━━ RECORDS FOR THE EXERCISE

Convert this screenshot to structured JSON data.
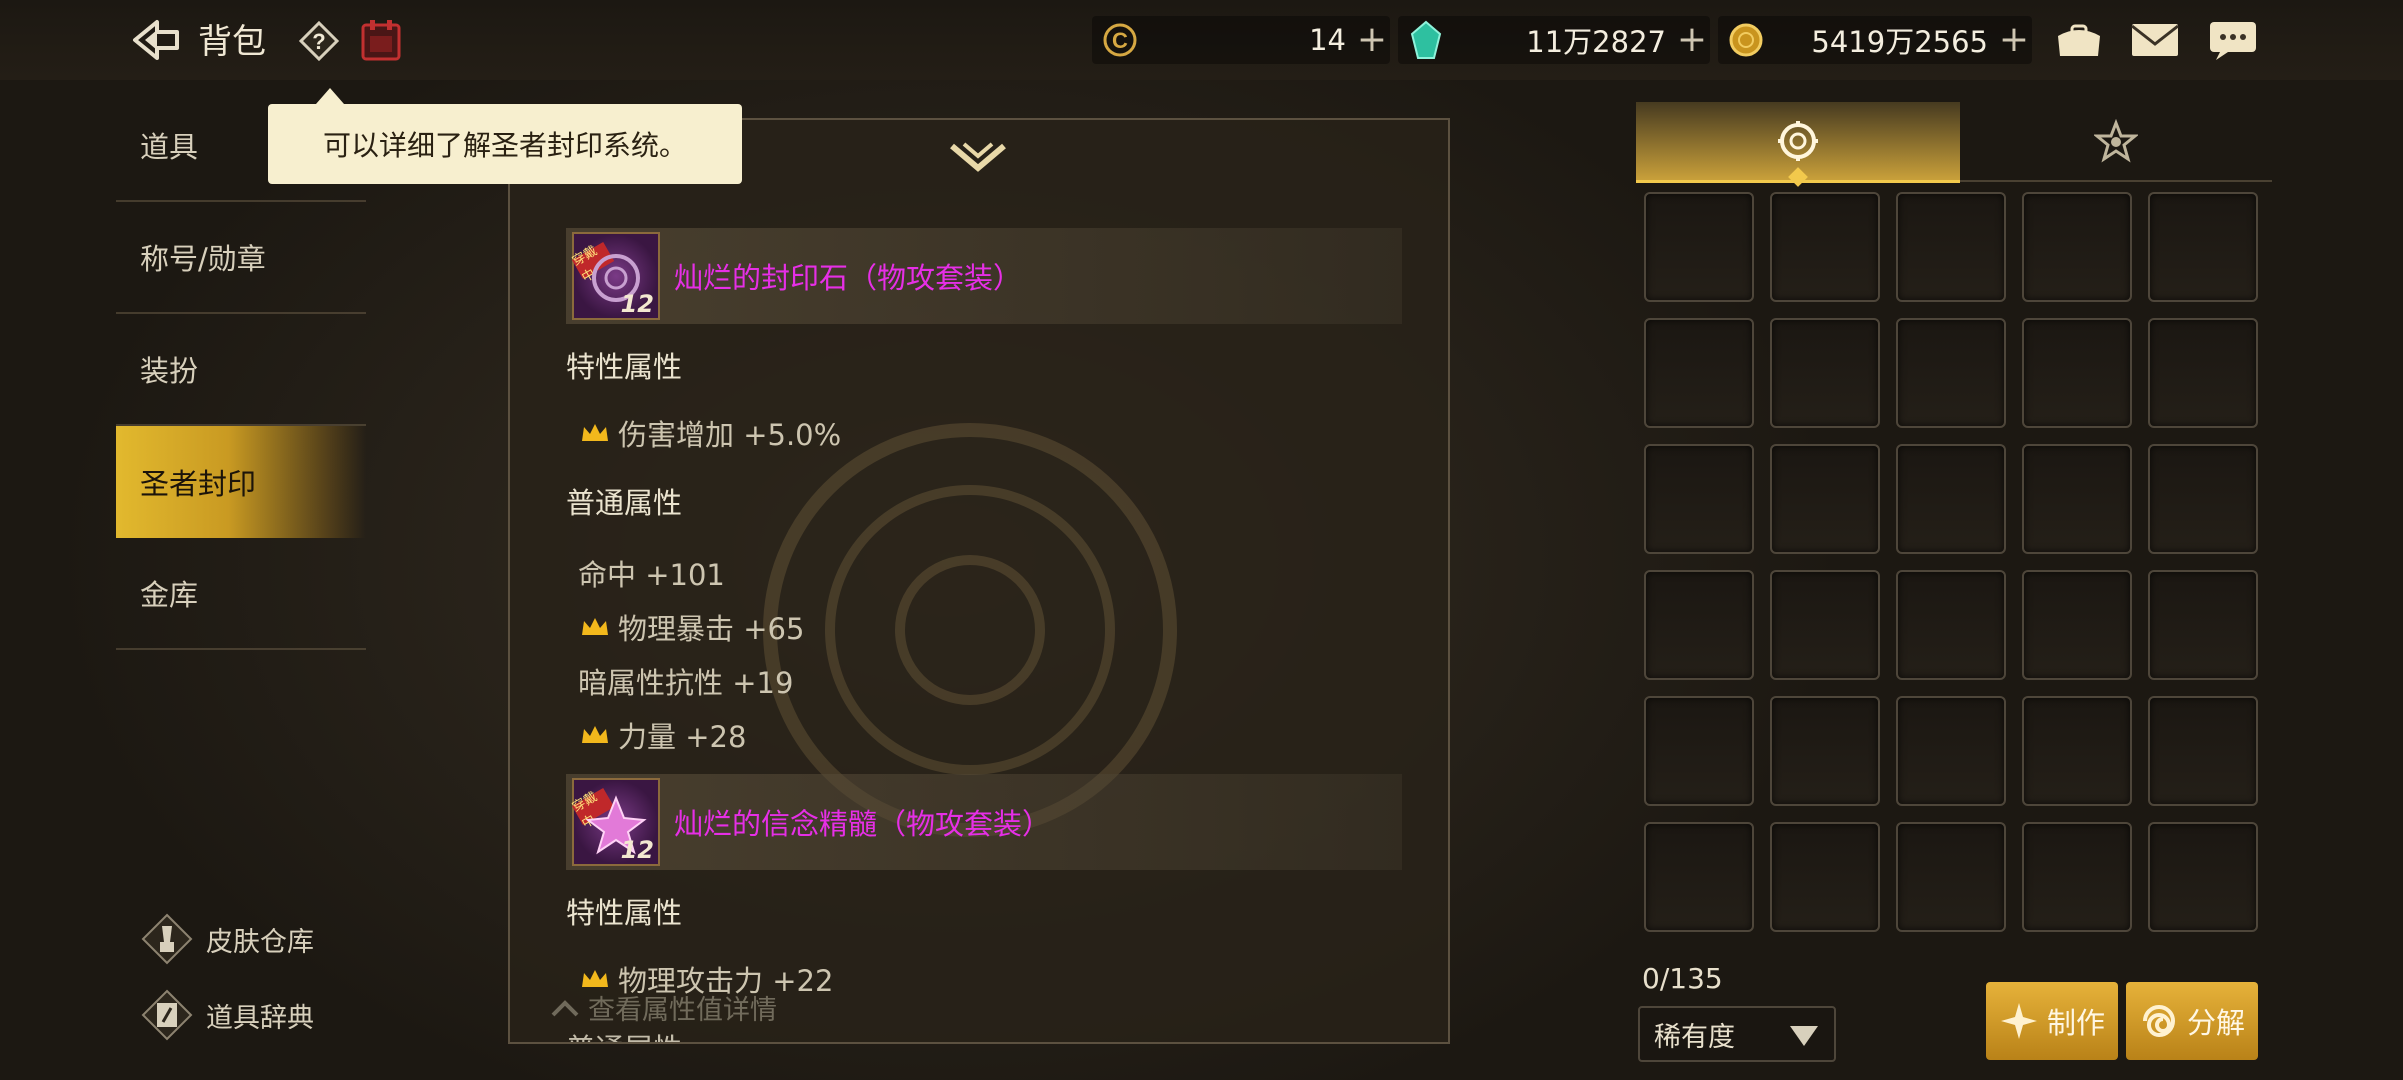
{
  "header": {
    "title": "背包"
  },
  "currencies": [
    {
      "icon": "c-coin-icon",
      "value": "14"
    },
    {
      "icon": "crystal-icon",
      "value": "11万2827"
    },
    {
      "icon": "gold-coin-icon",
      "value": "5419万2565"
    }
  ],
  "sidebar": {
    "items": [
      {
        "label": "道具"
      },
      {
        "label": "称号/勋章"
      },
      {
        "label": "装扮"
      },
      {
        "label": "圣者封印"
      },
      {
        "label": "金库"
      }
    ],
    "bottom": [
      {
        "label": "皮肤仓库"
      },
      {
        "label": "道具辞典"
      }
    ]
  },
  "tooltip": {
    "text": "可以详细了解圣者封印系统。"
  },
  "detail": {
    "items": [
      {
        "name": "灿烂的封印石（物攻套装）",
        "level": "12",
        "tag": "穿戴中",
        "trait_title": "特性属性",
        "traits": [
          {
            "text": "伤害增加 +5.0%",
            "crown": true
          }
        ],
        "normal_title": "普通属性",
        "normals": [
          {
            "text": "命中 +101",
            "crown": false
          },
          {
            "text": "物理暴击 +65",
            "crown": true
          },
          {
            "text": "暗属性抗性 +19",
            "crown": false
          },
          {
            "text": "力量 +28",
            "crown": true
          }
        ]
      },
      {
        "name": "灿烂的信念精髓（物攻套装）",
        "level": "12",
        "tag": "穿戴中",
        "trait_title": "特性属性",
        "traits": [
          {
            "text": "物理攻击力 +22",
            "crown": true
          }
        ],
        "normal_title": "普通属性"
      }
    ],
    "footer_hint": "查看属性值详情"
  },
  "inventory": {
    "count": "0/135",
    "filter": "稀有度"
  },
  "actions": {
    "craft": "制作",
    "decompose": "分解"
  },
  "colors": {
    "accent_gold": "#e2b92e",
    "item_name": "#e62fe6"
  }
}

━━━━

EXERCISE REQUIREMENTS >> Show the lines from the data above that contain the string "label".

RESULT >>
        "label": "道具"
        "label": "称号/勋章"
        "label": "装扮"
        "label": "圣者封印"
        "label": "金库"
        "label": "皮肤仓库"
        "label": "道具辞典"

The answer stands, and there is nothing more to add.